> Task details
In the material below, the lines containing the word "同时发生了正" are required; copy each of them.

> Dataset items

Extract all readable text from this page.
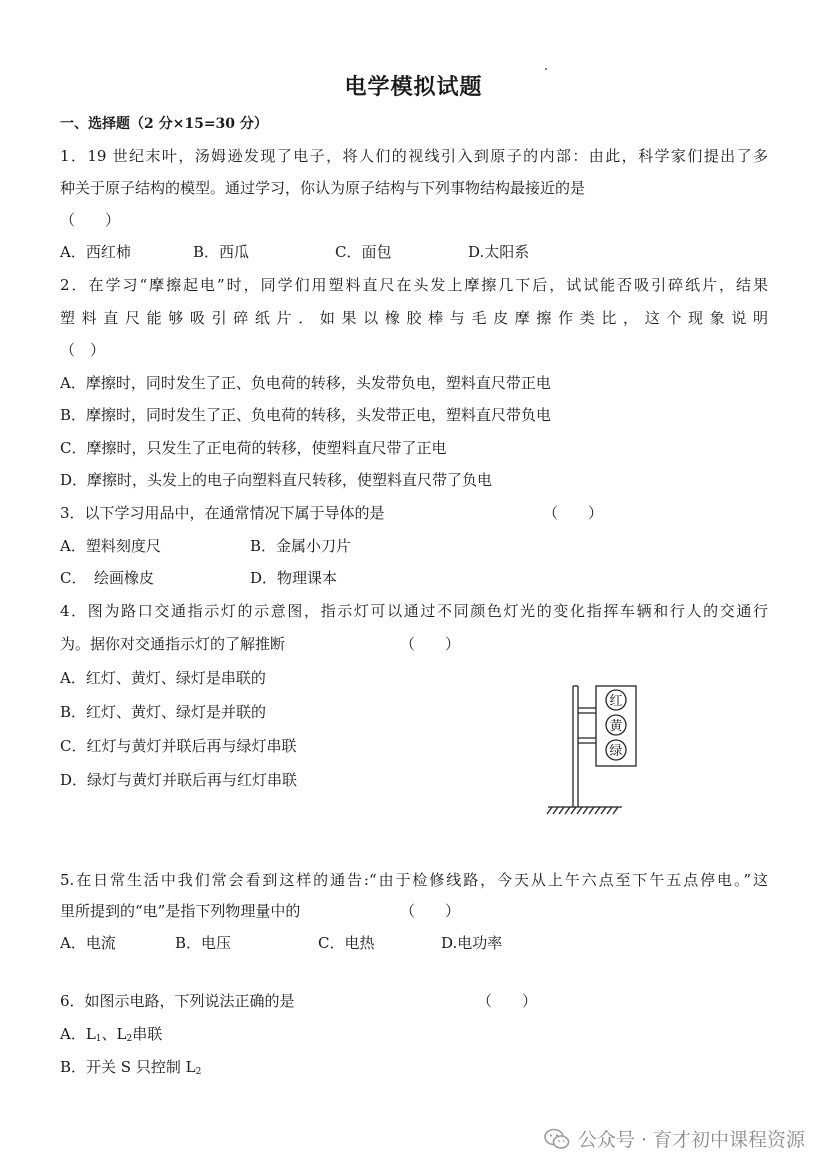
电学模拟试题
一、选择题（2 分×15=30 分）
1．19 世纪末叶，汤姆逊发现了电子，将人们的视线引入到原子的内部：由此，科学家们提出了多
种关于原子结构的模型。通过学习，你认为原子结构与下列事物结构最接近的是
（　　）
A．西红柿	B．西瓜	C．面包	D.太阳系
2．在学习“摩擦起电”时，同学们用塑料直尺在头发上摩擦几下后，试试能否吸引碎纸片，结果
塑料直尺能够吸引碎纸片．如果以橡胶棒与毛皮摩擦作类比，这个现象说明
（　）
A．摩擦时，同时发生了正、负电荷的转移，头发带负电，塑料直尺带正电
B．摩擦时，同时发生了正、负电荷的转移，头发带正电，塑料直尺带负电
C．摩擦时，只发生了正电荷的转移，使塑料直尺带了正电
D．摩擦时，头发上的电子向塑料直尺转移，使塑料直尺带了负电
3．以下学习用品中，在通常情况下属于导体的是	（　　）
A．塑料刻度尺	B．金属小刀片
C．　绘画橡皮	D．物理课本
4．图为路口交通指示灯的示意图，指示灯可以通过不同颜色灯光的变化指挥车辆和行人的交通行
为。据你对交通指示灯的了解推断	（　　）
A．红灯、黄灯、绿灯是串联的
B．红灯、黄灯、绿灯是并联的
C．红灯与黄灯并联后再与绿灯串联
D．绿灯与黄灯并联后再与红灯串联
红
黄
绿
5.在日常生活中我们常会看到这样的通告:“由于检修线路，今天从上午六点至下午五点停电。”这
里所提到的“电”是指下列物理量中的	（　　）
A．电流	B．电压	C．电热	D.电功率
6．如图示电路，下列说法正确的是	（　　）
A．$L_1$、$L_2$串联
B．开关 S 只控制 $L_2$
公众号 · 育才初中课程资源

> Answer to the problem
A．摩擦时，同时发生了正、负电荷的转移，头发带负电，塑料直尺带正电
B．摩擦时，同时发生了正、负电荷的转移，头发带正电，塑料直尺带负电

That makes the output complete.